━━ Record set

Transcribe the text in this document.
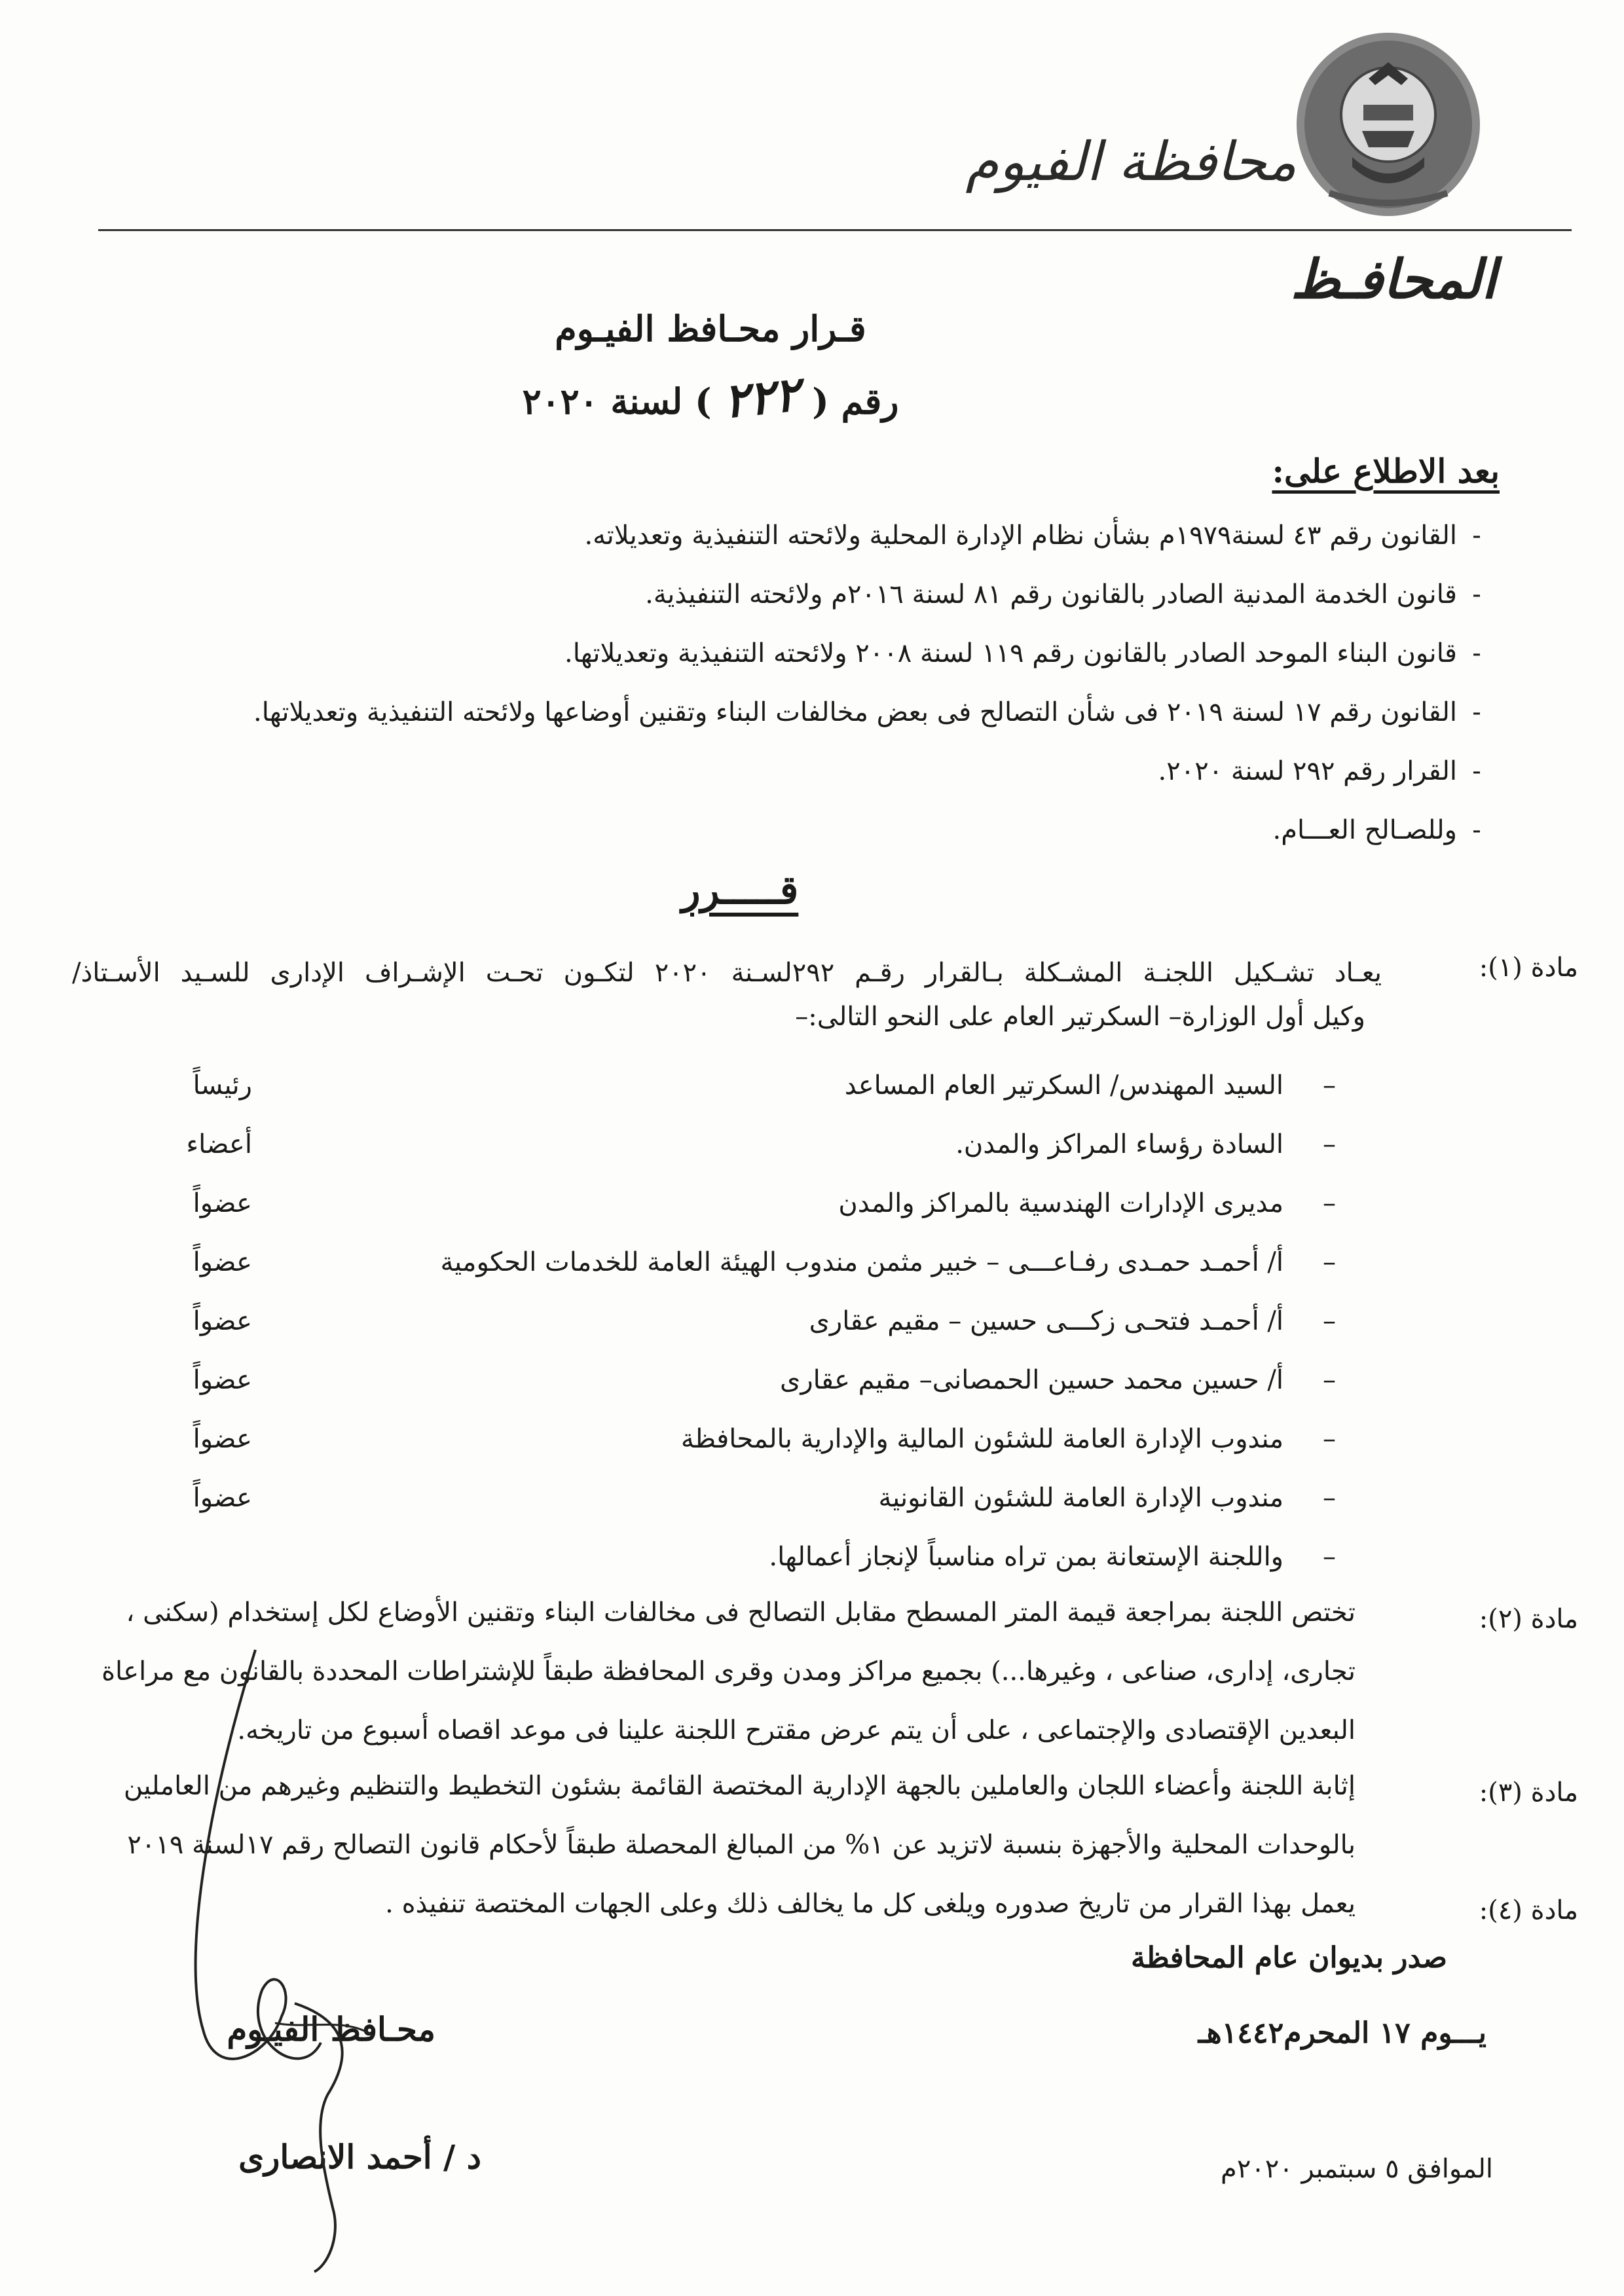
محافظة الفيوم
المحافـظ
قـرار محـافظ الفيـوم
رقم ( ٢٢٢ ) لسنة ٢٠٢٠
بعد الاطلاع على:
-القانون رقم ٤٣ لسنة١٩٧٩م بشأن نظام الإدارة المحلية ولائحته التنفيذية وتعديلاته.
-قانون الخدمة المدنية الصادر بالقانون رقم ٨١ لسنة ٢٠١٦م ولائحته التنفيذية.
-قانون البناء الموحد الصادر بالقانون رقم ١١٩ لسنة ٢٠٠٨ ولائحته التنفيذية وتعديلاتها.
-القانون رقم ١٧ لسنة ٢٠١٩ فى شأن التصالح فى بعض مخالفات البناء وتقنين أوضاعها ولائحته التنفيذية وتعديلاتها.
-القرار رقم ٢٩٢ لسنة ٢٠٢٠.
-وللصـالح العـــام.
قـــــرر
مادة (١):
يعـاد تشـكيل اللجنـة المشـكلة بـالقرار رقـم ٢٩٢لسـنة ٢٠٢٠ لتكـون تحـت الإشـراف الإدارى للسـيد الأسـتاذ/
وكيل أول الوزارة– السكرتير العام على النحو التالى:–
–
السيد المهندس/ السكرتير العام المساعد
رئيساً
–
السادة رؤساء المراكز والمدن.
أعضاء
–
مديرى الإدارات الهندسية بالمراكز والمدن
عضواً
–
أ/ أحمـد حمـدى رفـاعـــى – خبير مثمن مندوب الهيئة العامة للخدمات الحكومية
عضواً
–
أ/ أحمـد فتحـى زكـــى حسين – مقيم عقارى
عضواً
–
أ/ حسين محمد حسين الحمصانى– مقيم عقارى
عضواً
–
مندوب الإدارة العامة للشئون المالية والإدارية بالمحافظة
عضواً
–
مندوب الإدارة العامة للشئون القانونية
عضواً
–
واللجنة الإستعانة بمن تراه مناسباً لإنجاز أعمالها.
مادة (٢):
تختص اللجنة بمراجعة قيمة المتر المسطح مقابل التصالح فى مخالفات البناء وتقنين الأوضاع لكل إستخدام (سكنى ،
تجارى، إدارى، صناعى ، وغيرها...) بجميع مراكز ومدن وقرى المحافظة طبقاً للإشتراطات المحددة بالقانون مع مراعاة
البعدين الإقتصادى والإجتماعى ، على أن يتم عرض مقترح اللجنة علينا فى موعد اقصاه أسبوع من تاريخه.
مادة (٣):
إثابة اللجنة وأعضاء اللجان والعاملين بالجهة الإدارية المختصة القائمة بشئون التخطيط والتنظيم وغيرهم من العاملين
بالوحدات المحلية والأجهزة بنسبة لاتزيد عن ١% من المبالغ المحصلة طبقاً لأحكام قانون التصالح رقم ١٧لسنة ٢٠١٩
مادة (٤):
يعمل بهذا القرار من تاريخ صدوره ويلغى كل ما يخالف ذلك وعلى الجهات المختصة تنفيذه .
صدر بديوان عام المحافظة
يـــوم ١٧ المحرم١٤٤٢هـ
محـافظ الفيـوم
د / أحمد الانصارى	الموافق ٥ سبتمبر ٢٠٢٠م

━━━━

*Exercise prompt*
All the records need to be repeated exactly, with the images dropped.

*Task answer*
Transcribe the text in this document.
محافظة الفيوم
المحافـظ
قـرار محـافظ الفيـوم
رقم ( ٢٢٢ ) لسنة ٢٠٢٠
بعد الاطلاع على:
-القانون رقم ٤٣ لسنة١٩٧٩م بشأن نظام الإدارة المحلية ولائحته التنفيذية وتعديلاته.
-قانون الخدمة المدنية الصادر بالقانون رقم ٨١ لسنة ٢٠١٦م ولائحته التنفيذية.
-قانون البناء الموحد الصادر بالقانون رقم ١١٩ لسنة ٢٠٠٨ ولائحته التنفيذية وتعديلاتها.
-القانون رقم ١٧ لسنة ٢٠١٩ فى شأن التصالح فى بعض مخالفات البناء وتقنين أوضاعها ولائحته التنفيذية وتعديلاتها.
-القرار رقم ٢٩٢ لسنة ٢٠٢٠.
-وللصـالح العـــام.
قـــــرر
مادة (١):
يعـاد تشـكيل اللجنـة المشـكلة بـالقرار رقـم ٢٩٢لسـنة ٢٠٢٠ لتكـون تحـت الإشـراف الإدارى للسـيد الأسـتاذ/
وكيل أول الوزارة– السكرتير العام على النحو التالى:–
–
السيد المهندس/ السكرتير العام المساعد
رئيساً
–
السادة رؤساء المراكز والمدن.
أعضاء
–
مديرى الإدارات الهندسية بالمراكز والمدن
عضواً
–
أ/ أحمـد حمـدى رفـاعـــى – خبير مثمن مندوب الهيئة العامة للخدمات الحكومية
عضواً
–
أ/ أحمـد فتحـى زكـــى حسين – مقيم عقارى
عضواً
–
أ/ حسين محمد حسين الحمصانى– مقيم عقارى
عضواً
–
مندوب الإدارة العامة للشئون المالية والإدارية بالمحافظة
عضواً
–
مندوب الإدارة العامة للشئون القانونية
عضواً
–
واللجنة الإستعانة بمن تراه مناسباً لإنجاز أعمالها.
مادة (٢):
تختص اللجنة بمراجعة قيمة المتر المسطح مقابل التصالح فى مخالفات البناء وتقنين الأوضاع لكل إستخدام (سكنى ،
تجارى، إدارى، صناعى ، وغيرها...) بجميع مراكز ومدن وقرى المحافظة طبقاً للإشتراطات المحددة بالقانون مع مراعاة
البعدين الإقتصادى والإجتماعى ، على أن يتم عرض مقترح اللجنة علينا فى موعد اقصاه أسبوع من تاريخه.
مادة (٣):
إثابة اللجنة وأعضاء اللجان والعاملين بالجهة الإدارية المختصة القائمة بشئون التخطيط والتنظيم وغيرهم من العاملين
بالوحدات المحلية والأجهزة بنسبة لاتزيد عن ١% من المبالغ المحصلة طبقاً لأحكام قانون التصالح رقم ١٧لسنة ٢٠١٩
مادة (٤):
يعمل بهذا القرار من تاريخ صدوره ويلغى كل ما يخالف ذلك وعلى الجهات المختصة تنفيذه .
صدر بديوان عام المحافظة
يـــوم ١٧ المحرم١٤٤٢هـ
محـافظ الفيـوم
د / أحمد الانصارى	الموافق ٥ سبتمبر ٢٠٢٠م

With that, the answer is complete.